_SHORT EXERCISE_: Copy each line below that includes "median".

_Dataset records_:
※
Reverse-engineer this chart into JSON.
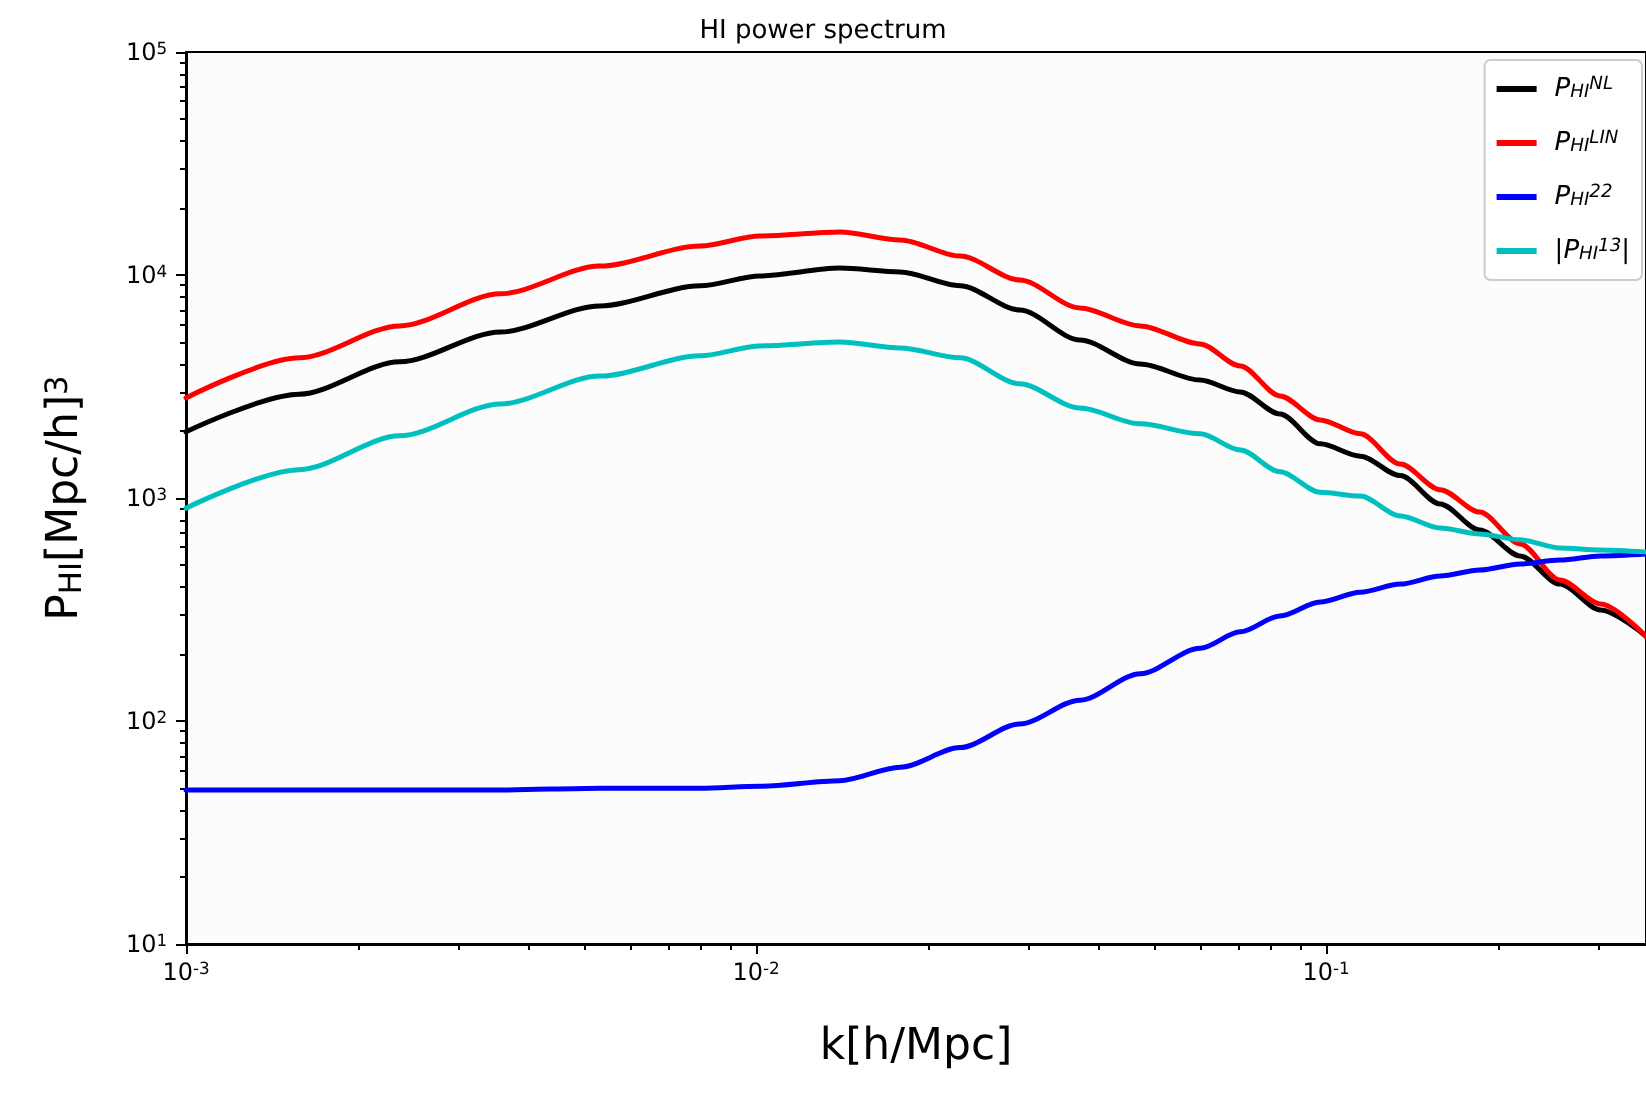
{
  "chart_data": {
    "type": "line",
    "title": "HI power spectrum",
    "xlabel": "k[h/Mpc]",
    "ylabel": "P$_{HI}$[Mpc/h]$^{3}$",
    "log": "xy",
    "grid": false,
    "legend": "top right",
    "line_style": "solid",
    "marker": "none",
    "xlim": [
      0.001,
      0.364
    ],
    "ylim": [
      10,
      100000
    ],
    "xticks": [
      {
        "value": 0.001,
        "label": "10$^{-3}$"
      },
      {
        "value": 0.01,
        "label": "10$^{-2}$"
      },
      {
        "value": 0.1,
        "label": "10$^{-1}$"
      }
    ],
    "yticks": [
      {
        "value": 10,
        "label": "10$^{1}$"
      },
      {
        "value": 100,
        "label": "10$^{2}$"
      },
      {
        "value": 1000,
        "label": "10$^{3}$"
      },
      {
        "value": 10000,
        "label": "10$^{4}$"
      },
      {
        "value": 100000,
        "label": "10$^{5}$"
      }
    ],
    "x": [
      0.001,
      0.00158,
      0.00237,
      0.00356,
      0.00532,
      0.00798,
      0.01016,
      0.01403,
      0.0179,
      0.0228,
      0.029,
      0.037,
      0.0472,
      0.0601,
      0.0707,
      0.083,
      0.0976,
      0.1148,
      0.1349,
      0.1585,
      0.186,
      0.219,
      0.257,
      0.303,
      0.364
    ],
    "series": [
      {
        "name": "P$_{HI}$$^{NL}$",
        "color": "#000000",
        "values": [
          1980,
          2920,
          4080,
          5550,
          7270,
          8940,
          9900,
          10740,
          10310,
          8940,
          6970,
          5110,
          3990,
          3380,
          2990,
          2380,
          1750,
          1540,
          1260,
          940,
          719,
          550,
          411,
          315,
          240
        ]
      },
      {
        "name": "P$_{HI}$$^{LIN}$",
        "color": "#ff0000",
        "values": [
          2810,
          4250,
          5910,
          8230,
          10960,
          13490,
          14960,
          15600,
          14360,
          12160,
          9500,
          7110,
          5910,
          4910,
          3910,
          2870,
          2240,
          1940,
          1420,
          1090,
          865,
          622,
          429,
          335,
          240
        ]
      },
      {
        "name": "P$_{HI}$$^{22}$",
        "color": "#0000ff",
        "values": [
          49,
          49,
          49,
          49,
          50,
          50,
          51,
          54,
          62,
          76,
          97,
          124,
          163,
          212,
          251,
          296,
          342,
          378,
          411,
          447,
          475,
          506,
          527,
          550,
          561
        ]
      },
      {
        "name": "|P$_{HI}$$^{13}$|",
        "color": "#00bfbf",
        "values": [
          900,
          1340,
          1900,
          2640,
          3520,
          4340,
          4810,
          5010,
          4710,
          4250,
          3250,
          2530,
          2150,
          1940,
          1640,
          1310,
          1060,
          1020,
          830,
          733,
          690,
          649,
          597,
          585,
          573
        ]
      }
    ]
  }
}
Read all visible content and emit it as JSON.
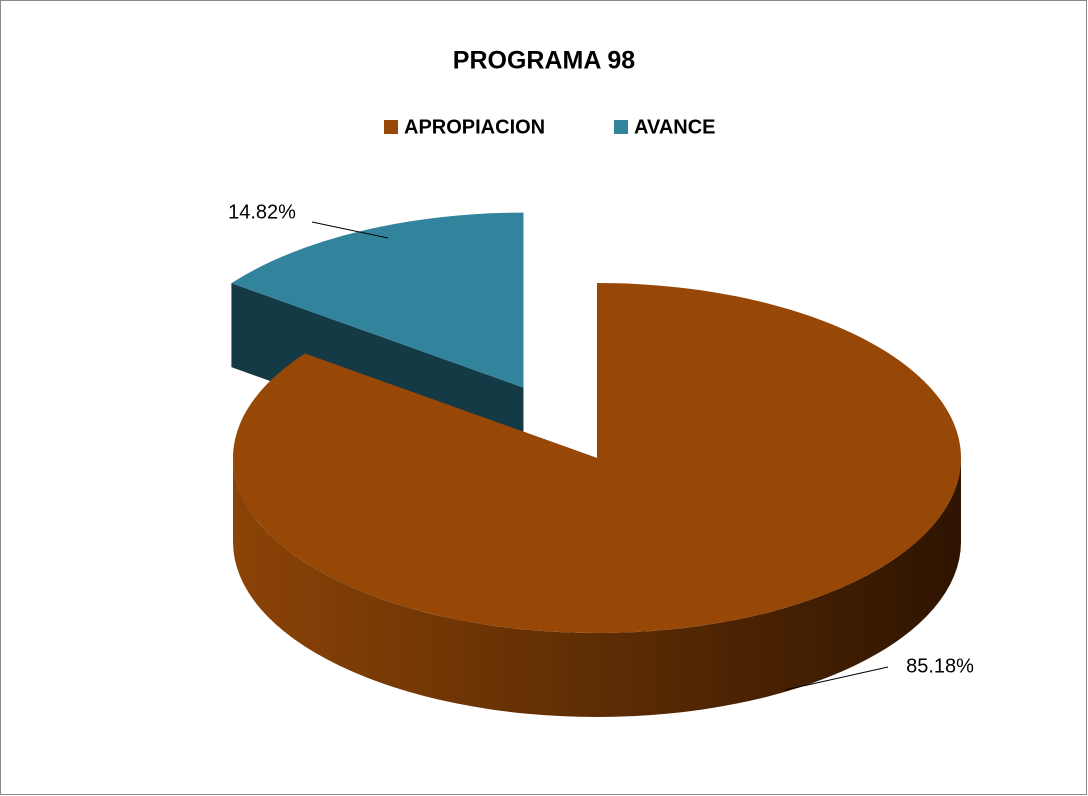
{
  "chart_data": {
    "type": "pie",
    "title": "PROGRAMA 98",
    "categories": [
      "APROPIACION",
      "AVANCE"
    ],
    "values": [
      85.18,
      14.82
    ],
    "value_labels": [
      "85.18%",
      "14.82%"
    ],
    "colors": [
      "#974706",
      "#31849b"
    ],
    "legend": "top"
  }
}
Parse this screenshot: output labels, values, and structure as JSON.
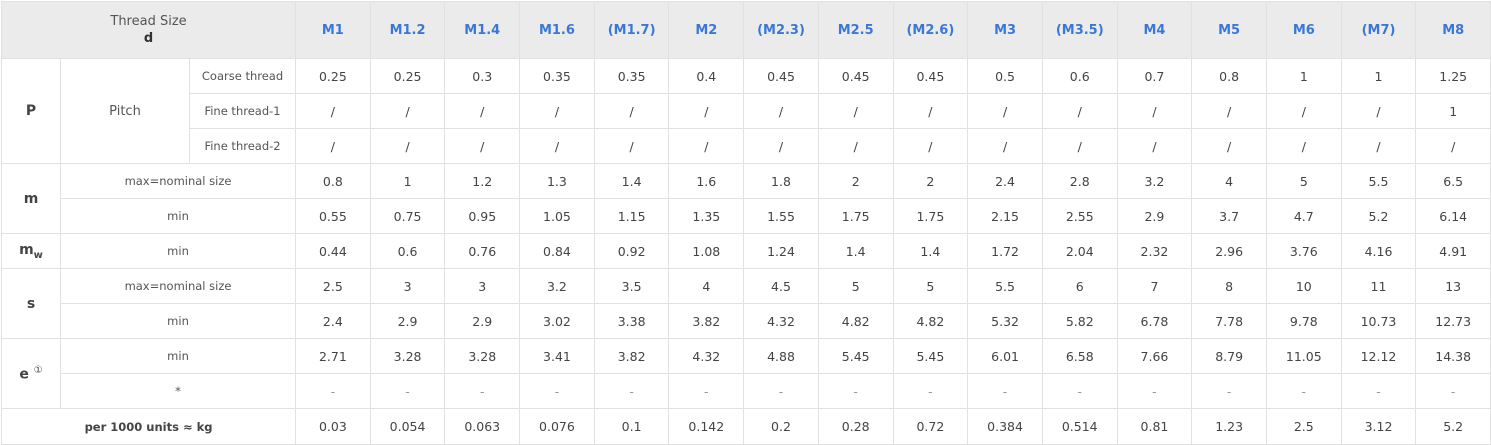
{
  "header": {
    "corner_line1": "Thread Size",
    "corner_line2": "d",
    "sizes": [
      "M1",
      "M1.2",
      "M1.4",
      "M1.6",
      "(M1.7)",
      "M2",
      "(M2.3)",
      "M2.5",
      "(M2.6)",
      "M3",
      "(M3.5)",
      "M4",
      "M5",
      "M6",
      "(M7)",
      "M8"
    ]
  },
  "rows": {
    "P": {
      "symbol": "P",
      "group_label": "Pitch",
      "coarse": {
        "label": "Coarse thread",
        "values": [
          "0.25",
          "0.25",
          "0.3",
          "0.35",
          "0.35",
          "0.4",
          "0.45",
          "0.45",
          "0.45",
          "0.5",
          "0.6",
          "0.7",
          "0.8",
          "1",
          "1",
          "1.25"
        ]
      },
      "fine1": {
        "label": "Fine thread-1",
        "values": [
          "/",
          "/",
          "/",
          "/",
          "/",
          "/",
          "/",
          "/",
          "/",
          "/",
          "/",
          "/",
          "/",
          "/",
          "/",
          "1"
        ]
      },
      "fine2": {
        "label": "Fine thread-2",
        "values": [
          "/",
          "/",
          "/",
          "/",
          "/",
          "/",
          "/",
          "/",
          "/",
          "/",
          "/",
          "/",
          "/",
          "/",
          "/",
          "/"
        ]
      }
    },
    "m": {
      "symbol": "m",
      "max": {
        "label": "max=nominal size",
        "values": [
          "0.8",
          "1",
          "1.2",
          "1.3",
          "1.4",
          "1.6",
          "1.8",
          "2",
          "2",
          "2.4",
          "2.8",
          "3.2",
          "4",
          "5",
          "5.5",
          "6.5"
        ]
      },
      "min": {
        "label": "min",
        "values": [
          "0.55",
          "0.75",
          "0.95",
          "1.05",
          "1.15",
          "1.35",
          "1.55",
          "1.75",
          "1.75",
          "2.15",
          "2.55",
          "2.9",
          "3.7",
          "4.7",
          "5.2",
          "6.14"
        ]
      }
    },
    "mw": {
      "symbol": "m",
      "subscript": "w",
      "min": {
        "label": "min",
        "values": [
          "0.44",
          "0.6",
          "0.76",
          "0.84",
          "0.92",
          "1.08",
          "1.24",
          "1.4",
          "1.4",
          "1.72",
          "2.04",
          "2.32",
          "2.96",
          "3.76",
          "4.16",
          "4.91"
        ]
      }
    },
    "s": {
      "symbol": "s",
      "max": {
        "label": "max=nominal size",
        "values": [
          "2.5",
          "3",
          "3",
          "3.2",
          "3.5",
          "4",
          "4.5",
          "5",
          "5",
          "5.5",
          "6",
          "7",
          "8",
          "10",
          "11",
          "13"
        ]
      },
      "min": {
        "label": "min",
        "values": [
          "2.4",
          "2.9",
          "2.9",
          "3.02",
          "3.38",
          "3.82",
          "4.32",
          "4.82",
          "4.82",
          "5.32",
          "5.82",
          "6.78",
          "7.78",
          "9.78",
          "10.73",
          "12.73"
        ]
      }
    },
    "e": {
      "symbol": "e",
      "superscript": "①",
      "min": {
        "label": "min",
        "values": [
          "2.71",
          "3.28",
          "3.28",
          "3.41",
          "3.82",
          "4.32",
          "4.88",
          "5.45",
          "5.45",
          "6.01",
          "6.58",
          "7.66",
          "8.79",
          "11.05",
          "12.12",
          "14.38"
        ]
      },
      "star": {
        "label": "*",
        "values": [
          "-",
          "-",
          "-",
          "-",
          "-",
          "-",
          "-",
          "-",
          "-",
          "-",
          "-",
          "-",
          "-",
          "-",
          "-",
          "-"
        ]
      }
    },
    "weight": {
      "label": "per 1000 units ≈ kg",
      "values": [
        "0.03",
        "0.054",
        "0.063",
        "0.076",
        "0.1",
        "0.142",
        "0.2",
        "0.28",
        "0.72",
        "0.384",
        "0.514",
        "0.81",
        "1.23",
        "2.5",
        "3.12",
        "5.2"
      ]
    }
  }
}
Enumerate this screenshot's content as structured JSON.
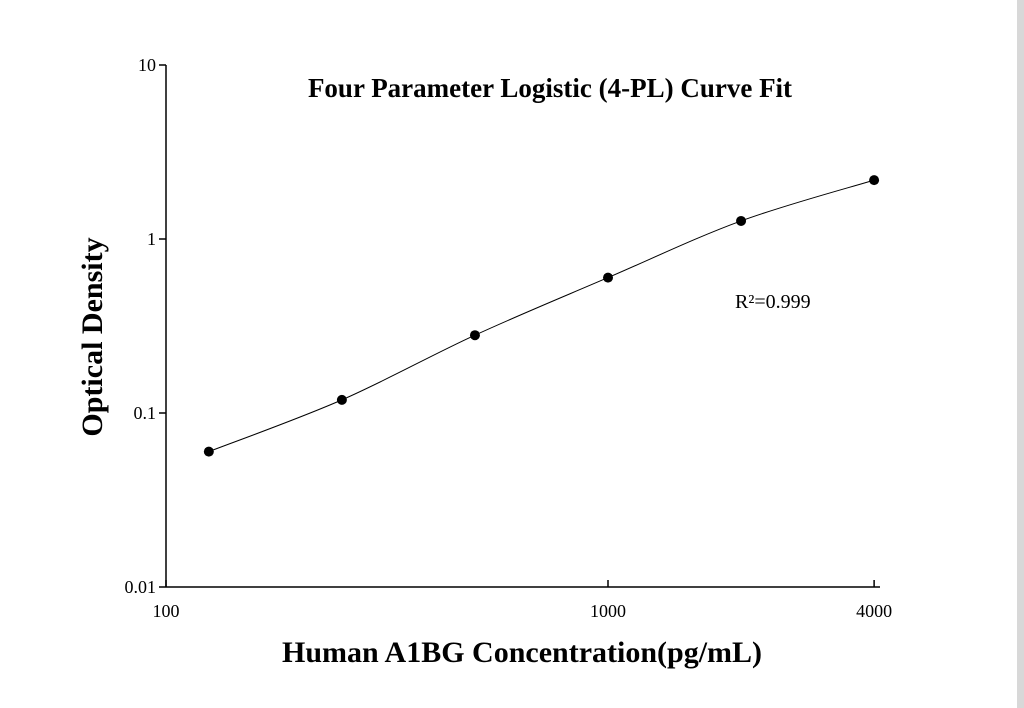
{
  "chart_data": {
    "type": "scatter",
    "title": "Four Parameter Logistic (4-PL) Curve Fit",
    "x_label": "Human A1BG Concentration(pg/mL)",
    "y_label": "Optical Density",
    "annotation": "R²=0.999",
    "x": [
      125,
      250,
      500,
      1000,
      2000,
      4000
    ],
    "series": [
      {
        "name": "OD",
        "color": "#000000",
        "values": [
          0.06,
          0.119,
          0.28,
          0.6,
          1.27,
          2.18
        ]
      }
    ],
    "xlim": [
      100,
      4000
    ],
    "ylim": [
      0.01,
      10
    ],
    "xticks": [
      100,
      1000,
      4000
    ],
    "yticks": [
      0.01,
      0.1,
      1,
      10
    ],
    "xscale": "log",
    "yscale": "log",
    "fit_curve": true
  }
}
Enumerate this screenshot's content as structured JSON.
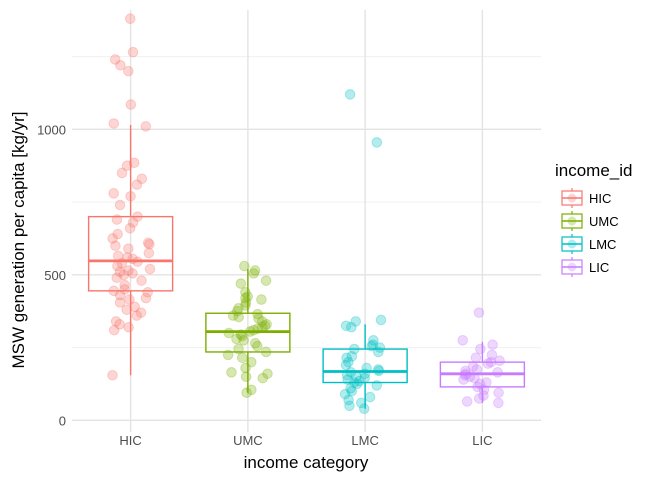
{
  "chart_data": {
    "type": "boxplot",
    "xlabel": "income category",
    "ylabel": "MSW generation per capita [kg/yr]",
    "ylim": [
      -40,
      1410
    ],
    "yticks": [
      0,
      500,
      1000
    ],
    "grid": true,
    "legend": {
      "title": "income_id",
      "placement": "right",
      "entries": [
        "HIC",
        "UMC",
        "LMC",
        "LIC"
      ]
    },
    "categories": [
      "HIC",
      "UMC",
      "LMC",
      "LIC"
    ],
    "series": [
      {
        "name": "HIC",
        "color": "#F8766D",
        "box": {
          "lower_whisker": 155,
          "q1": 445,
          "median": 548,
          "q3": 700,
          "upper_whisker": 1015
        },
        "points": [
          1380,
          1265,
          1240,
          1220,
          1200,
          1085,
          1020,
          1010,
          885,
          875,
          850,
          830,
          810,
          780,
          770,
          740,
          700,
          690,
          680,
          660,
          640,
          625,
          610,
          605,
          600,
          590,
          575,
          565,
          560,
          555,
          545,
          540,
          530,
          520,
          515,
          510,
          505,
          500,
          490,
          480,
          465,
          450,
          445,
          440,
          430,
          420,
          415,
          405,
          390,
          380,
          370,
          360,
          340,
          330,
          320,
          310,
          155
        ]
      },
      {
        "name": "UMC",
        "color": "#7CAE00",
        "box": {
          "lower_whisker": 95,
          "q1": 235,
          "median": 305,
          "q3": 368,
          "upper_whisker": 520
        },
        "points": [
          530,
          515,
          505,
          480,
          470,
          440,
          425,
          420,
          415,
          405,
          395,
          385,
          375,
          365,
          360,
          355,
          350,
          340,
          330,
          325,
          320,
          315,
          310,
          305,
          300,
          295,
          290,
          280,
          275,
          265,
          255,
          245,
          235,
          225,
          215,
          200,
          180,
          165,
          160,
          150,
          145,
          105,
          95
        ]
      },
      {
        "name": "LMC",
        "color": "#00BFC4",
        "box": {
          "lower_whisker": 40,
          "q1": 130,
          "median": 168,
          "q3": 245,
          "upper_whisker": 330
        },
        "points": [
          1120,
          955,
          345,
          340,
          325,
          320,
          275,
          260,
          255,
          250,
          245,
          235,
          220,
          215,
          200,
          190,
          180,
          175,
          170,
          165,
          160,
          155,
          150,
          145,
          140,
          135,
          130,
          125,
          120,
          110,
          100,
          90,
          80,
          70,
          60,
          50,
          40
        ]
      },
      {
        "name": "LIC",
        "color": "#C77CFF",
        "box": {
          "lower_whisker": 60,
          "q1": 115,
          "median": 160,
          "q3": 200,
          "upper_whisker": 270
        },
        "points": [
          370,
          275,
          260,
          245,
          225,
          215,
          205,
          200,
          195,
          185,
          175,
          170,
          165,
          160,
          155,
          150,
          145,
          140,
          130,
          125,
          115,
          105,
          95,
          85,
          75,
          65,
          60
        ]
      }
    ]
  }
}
※
_OUTPUT_:
          "median": 548,
          "median": 305,
          "median": 168,
          "median": 160,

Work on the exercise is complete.